## Passage to read
MARINE CORPS BASE QUANTICO, Va., Aug. 14, 2017 — Marine Corps Sgt. Justin Odom is one fit Marine. Odom, the training noncommissioned officer for Marine Corps Systems Command Quantico, has earned a spot at the Corps’ 3rd Annual High Intensity Tactical Training Athlete Championship, scheduled to take place at Camp Pendleton, California, Aug. 28-31.

The event brings together the top male and female tactical athletes from each region to compete to be the best tactical athlete in the Marine Corps. Competitors are challenged on their mental and physical capabilities through strength and conditioning activities that mirror the seven foundational movements in the HITT program. All activities support combat readiness by increasing Marines’ physical capabilities.

Odom earned his place at the preliminaries here this summer, where he participated in a number of events, including a prone three-cone drill, prone agility drill, kneeling power ball throw, board jump, 25-yard dash and 300-yard shuttle. Although he signed up two days before the competition and had little time to prepare, Odom came out on top.

“I wasn’t really nervous at all, but did struggle a little with the cone drill because I hadn’t practiced agility drills since my high school days,” he said. “But I still tried my best and stayed focused.”

Odom was selected to represent Quantico as the top male competitor alongside the installation’s top female Marine, Maj. Kerry Hogan from Manpower and Reserve Affairs.

“I was very proud he wanted to participate in the competition and execute the course,” said Odom’s supervisor, Gunnery Sgt. Joseph Lodovico. “I hope he looks forward to the big competition in California, because the sky is the limit for him.”

High-Intensity Training

Through the Force Fitness Instructor program, the Corps seeks to promote innovative healthy physical fitness alternatives, such as HITT, to enhance operational fitness levels and optimize readiness for all Marines and, in turn, improve physical fitness and Combat Fitness Test scores, and Body Composition Program productivity. The program focuses on flexibility and agility, as well as strength and stamina.

In addition to the command’s PT program, Odom takes part in CrossFit and local competitions, which, he says, help him stay motivated in his career and face any challenges that come his way.

Sled Push Justin Odom
Marine Corps Sgt. Justin Odom, the Marine Corps Systems Command training noncommissioned officer, performs a sled push July 18, 2017, at the High-Intensity Tactical Training facility at Marine Corps Base Quantico, Va. Marine Corps photo by Kaitlin Kelly

“The competitive nature of CrossFit is rewarding because I get to see my progress as my repetitions increase in weightlifting and my numbers increase in different moves on the board,” he said. “My coach actually heard about the HITT challenge and encouraged me to sign up because of the similarities in both workout routines.”

## What needs to be done
Answer these questions from the article about Sgt. Justin Odom:
1. Where and on what dates is the championship scheduled to take place?
2. Who was selected as Quantico's top female Marine?
3. Who encouraged Odom to sign up for the HITT challenge?

## The data
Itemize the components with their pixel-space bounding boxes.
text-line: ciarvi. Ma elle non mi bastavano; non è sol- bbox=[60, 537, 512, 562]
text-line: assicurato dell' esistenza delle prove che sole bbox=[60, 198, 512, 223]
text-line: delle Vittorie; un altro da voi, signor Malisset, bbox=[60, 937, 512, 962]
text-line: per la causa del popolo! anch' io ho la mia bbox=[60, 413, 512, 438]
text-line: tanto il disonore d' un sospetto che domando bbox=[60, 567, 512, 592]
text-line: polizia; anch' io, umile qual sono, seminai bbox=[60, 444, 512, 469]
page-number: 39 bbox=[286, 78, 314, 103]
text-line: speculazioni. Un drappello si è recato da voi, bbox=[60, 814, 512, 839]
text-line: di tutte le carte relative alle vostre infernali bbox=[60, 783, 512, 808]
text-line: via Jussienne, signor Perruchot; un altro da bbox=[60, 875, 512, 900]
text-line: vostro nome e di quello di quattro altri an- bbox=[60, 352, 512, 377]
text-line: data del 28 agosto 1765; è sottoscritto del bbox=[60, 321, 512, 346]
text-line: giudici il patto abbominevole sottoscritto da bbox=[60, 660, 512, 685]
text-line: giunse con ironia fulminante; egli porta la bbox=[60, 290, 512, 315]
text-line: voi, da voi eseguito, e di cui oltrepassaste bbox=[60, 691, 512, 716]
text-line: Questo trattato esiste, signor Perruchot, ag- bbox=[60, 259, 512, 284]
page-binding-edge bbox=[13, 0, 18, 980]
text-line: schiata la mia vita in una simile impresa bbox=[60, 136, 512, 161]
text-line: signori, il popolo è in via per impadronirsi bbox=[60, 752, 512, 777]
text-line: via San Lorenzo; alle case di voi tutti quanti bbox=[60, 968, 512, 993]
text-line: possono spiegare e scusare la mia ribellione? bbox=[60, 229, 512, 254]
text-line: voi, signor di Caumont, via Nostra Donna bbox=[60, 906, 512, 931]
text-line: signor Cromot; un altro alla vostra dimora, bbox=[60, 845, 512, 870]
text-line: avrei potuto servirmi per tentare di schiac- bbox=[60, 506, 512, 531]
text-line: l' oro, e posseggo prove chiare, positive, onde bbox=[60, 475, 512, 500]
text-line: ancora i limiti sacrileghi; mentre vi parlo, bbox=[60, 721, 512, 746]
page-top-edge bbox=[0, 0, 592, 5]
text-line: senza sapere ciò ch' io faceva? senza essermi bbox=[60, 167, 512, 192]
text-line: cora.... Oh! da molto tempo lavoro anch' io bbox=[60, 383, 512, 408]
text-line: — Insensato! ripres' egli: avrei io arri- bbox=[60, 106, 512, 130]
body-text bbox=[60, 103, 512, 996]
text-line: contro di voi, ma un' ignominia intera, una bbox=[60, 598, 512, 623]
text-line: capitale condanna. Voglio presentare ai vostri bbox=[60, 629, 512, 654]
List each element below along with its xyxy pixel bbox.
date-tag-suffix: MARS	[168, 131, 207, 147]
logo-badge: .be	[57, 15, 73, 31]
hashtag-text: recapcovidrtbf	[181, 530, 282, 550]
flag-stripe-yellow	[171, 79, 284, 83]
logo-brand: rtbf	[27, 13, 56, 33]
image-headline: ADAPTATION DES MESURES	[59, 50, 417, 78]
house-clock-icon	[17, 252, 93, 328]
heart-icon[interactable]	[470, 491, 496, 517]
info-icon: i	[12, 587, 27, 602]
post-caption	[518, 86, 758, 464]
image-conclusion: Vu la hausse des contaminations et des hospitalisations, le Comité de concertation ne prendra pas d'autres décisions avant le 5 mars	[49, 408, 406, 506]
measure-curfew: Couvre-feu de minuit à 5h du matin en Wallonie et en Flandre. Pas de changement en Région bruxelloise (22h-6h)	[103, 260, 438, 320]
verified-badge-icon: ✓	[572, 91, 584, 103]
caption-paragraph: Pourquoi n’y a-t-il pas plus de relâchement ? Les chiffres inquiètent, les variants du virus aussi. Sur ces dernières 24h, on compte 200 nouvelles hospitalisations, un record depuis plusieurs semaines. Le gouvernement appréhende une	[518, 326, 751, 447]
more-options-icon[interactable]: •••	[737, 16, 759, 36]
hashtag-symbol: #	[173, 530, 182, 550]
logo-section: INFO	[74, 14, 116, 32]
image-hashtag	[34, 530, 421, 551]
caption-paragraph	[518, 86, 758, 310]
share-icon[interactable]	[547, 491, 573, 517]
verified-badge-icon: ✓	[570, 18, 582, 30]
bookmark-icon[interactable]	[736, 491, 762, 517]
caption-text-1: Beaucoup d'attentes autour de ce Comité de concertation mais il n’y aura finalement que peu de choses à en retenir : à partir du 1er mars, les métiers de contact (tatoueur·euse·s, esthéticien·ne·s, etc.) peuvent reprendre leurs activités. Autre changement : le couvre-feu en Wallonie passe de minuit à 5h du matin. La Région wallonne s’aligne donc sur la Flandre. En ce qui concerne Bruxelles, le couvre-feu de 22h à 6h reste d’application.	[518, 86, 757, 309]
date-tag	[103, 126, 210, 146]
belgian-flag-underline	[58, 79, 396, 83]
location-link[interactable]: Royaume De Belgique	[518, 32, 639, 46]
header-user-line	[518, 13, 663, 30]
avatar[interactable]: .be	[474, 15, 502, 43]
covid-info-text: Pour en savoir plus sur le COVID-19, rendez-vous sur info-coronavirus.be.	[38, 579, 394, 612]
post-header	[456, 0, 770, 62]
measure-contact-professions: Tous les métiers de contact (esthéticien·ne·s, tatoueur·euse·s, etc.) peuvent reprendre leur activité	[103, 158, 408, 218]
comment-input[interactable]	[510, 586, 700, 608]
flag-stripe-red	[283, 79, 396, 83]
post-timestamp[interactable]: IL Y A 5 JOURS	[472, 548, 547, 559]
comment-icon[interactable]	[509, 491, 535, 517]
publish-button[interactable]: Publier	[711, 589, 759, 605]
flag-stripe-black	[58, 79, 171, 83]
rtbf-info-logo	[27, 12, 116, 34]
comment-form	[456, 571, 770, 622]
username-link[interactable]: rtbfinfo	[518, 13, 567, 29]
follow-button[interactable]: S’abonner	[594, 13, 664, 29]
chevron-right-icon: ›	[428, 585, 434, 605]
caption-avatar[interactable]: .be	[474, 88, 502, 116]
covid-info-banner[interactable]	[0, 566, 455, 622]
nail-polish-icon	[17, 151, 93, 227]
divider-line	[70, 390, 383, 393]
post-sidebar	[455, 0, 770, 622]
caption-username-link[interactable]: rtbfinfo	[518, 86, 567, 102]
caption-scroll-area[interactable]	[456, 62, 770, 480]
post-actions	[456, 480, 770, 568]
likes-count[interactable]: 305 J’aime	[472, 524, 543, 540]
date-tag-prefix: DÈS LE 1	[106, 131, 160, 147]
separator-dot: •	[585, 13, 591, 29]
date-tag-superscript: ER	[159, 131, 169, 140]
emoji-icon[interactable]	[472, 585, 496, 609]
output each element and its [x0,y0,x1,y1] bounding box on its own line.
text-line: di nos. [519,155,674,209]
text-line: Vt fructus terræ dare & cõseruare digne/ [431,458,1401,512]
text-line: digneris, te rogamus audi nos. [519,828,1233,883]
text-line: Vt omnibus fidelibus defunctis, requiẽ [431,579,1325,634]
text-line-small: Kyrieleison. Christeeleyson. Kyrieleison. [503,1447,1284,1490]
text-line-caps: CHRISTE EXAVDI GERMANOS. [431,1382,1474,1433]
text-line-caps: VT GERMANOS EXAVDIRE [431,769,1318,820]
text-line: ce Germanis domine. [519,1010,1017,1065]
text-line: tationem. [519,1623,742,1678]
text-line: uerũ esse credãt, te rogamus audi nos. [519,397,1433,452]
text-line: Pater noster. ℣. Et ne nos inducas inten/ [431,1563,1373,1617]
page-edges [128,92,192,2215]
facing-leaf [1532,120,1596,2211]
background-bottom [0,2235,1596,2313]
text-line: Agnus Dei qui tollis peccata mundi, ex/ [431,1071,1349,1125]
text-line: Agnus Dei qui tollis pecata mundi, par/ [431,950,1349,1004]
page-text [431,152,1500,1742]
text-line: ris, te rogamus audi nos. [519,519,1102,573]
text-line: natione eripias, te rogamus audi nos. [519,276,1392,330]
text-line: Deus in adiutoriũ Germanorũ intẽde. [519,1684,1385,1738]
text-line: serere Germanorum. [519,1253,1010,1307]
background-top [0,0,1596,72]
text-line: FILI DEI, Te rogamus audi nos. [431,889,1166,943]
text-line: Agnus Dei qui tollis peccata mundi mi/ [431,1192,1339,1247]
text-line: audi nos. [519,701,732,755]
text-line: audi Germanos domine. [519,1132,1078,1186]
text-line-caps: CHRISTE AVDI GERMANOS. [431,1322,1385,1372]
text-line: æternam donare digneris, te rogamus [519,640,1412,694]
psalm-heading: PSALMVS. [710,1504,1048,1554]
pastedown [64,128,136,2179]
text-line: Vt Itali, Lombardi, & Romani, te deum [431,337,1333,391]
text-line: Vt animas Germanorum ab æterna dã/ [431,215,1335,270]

## Exercise output
1. Camp Pendleton, California, Aug. 28-31.
2. Maj. Kerry Hogan from Manpower and Reserve Affairs.
3. His coach.